Find the lines of data that contain the string "title", then list them.

_GIVEN RECORDS_.
>> begin

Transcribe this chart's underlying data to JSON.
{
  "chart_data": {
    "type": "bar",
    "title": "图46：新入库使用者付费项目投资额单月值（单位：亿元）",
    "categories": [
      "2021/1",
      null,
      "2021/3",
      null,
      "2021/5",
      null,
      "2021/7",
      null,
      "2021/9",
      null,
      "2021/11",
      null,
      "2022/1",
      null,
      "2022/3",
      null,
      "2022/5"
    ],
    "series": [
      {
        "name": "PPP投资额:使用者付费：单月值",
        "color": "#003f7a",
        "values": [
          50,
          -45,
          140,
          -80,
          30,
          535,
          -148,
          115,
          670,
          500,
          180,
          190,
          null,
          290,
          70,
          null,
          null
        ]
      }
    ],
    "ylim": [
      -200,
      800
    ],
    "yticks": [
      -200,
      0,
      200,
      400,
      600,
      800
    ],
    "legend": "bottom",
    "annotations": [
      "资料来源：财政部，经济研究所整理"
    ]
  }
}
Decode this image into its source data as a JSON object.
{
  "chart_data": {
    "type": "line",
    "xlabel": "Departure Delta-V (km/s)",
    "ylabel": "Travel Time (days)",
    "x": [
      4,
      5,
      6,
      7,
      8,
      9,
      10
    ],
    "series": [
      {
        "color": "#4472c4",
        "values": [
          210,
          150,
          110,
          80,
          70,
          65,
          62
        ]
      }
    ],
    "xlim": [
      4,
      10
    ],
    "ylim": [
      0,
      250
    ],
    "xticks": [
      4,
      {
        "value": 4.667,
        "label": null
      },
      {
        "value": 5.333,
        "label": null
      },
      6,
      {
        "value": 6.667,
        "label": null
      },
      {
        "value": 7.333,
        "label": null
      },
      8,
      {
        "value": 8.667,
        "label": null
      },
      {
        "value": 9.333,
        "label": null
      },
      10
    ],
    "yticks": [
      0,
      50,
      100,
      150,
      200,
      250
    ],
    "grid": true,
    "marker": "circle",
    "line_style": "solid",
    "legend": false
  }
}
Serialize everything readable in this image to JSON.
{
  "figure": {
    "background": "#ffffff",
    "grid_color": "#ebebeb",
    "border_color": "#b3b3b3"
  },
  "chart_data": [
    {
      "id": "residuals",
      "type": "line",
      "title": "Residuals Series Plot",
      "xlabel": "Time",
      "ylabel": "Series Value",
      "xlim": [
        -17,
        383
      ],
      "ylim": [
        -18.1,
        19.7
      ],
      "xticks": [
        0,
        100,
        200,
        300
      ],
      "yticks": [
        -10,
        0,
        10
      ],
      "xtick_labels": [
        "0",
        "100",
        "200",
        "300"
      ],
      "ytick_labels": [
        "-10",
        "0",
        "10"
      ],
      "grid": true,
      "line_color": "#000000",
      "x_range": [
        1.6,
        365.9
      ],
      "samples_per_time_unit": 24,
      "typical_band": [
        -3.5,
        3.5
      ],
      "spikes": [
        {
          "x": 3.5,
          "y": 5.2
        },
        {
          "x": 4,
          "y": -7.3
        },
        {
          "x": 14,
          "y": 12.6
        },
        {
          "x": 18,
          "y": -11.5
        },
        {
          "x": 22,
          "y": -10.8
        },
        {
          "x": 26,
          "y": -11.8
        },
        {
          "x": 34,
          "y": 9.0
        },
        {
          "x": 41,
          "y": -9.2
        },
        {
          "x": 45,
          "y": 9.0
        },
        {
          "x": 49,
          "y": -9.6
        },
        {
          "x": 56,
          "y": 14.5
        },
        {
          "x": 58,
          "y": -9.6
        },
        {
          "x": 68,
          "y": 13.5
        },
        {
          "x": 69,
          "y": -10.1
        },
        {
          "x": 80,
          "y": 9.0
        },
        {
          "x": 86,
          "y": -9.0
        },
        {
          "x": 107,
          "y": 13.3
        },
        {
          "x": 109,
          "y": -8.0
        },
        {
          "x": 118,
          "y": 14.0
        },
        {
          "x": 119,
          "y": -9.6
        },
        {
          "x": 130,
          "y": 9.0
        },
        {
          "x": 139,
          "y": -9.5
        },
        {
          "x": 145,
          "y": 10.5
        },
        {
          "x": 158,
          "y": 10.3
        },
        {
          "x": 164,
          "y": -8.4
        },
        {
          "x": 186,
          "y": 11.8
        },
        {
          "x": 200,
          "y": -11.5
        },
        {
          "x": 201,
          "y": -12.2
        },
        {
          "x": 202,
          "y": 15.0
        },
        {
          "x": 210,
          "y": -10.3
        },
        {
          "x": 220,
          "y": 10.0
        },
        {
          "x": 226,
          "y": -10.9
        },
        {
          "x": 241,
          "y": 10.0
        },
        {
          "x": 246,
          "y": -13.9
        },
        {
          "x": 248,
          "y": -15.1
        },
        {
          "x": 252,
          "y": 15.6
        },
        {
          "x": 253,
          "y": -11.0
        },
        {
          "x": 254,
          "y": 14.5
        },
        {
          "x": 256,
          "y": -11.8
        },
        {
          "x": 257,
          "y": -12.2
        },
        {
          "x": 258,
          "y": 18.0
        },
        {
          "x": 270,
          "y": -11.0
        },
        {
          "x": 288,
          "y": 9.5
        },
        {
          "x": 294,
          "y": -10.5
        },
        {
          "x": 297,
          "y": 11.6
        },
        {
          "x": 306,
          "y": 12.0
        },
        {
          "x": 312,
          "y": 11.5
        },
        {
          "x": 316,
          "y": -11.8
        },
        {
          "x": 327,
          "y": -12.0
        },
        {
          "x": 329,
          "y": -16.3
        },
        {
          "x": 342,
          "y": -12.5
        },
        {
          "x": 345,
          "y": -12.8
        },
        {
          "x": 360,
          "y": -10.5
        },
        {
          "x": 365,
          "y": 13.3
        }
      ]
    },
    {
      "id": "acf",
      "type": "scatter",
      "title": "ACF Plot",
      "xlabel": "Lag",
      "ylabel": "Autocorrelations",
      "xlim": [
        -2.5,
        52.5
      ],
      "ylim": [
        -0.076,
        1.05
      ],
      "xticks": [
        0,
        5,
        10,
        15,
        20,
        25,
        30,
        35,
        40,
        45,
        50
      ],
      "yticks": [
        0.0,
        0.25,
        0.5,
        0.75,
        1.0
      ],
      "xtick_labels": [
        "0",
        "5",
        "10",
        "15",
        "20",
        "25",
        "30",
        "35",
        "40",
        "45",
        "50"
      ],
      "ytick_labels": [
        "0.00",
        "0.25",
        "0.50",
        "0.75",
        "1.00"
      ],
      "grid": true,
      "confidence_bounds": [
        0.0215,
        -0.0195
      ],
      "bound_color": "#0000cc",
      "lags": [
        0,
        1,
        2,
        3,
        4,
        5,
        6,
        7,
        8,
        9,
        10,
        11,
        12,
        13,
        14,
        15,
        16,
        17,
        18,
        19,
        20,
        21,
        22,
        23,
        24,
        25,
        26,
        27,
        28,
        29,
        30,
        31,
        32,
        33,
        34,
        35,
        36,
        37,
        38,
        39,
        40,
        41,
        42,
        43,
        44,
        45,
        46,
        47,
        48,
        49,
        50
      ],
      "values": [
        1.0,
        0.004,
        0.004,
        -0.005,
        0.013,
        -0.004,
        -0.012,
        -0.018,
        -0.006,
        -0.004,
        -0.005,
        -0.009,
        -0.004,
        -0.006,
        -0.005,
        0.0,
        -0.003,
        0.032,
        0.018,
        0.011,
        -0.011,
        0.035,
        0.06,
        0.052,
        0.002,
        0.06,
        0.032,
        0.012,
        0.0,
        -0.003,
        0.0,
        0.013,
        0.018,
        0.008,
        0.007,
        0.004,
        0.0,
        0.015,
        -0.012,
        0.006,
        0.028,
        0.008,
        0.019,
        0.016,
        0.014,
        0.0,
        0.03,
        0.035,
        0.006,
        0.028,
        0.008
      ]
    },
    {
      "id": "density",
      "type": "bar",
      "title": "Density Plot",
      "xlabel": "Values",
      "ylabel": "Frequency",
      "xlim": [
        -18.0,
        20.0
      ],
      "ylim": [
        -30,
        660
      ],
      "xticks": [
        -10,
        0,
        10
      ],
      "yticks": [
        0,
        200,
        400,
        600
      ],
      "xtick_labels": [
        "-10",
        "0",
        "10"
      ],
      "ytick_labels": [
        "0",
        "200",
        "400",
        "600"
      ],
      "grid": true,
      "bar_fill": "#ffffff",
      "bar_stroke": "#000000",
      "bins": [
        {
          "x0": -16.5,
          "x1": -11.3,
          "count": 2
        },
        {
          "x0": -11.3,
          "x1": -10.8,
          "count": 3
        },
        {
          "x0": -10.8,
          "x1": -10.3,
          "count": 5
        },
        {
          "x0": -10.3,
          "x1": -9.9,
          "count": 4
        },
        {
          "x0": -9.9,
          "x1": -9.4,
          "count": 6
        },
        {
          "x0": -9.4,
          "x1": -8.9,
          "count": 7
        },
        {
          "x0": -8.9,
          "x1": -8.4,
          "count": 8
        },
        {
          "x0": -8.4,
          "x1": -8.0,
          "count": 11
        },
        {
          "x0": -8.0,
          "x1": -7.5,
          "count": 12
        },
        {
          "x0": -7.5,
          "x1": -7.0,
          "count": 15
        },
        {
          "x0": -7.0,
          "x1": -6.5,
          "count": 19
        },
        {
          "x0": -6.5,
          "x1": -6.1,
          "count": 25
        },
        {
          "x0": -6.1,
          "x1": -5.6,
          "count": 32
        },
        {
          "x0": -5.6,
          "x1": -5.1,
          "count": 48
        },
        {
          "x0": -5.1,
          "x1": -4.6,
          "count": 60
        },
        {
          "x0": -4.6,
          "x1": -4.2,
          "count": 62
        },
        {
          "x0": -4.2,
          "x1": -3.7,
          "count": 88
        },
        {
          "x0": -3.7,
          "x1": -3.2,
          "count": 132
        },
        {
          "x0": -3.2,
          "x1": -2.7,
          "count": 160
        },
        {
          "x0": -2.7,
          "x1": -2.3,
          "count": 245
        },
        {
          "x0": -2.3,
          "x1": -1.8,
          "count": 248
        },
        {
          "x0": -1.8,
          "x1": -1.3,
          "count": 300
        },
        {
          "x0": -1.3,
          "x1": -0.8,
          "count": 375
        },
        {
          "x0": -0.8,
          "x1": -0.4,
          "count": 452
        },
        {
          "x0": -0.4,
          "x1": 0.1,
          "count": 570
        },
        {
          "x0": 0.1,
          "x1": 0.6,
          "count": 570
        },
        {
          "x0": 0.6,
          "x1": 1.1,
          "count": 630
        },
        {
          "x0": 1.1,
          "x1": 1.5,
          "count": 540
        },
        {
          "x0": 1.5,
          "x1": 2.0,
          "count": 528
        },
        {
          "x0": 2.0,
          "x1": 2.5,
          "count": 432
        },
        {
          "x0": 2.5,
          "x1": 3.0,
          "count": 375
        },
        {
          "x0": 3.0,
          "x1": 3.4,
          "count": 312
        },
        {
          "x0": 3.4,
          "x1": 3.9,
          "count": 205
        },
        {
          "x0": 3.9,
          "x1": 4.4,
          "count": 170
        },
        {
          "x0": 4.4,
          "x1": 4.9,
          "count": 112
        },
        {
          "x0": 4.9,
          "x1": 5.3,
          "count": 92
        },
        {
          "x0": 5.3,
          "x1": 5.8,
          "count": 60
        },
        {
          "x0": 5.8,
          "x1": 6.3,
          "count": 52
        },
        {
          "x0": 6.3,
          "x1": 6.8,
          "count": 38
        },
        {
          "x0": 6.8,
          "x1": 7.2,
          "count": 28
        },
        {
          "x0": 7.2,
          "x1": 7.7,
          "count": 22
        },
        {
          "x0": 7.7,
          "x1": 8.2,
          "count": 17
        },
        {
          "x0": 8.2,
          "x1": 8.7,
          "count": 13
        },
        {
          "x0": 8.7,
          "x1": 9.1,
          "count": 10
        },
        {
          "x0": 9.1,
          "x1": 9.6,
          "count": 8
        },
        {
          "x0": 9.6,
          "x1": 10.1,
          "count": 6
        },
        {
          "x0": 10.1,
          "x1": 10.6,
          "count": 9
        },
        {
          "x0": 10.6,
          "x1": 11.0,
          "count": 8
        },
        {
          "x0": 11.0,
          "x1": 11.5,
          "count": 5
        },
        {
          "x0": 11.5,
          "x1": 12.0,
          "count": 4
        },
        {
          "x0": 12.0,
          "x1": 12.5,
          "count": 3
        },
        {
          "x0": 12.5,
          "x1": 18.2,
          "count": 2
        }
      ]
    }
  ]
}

>> end

_ANSWER TO THIS EXERCISE_.
    "title": "图46：新入库使用者付费项目投资额单月值（单位：亿元）",
      "title": "Residuals Series Plot",
      "title": "ACF Plot",
      "title": "Density Plot",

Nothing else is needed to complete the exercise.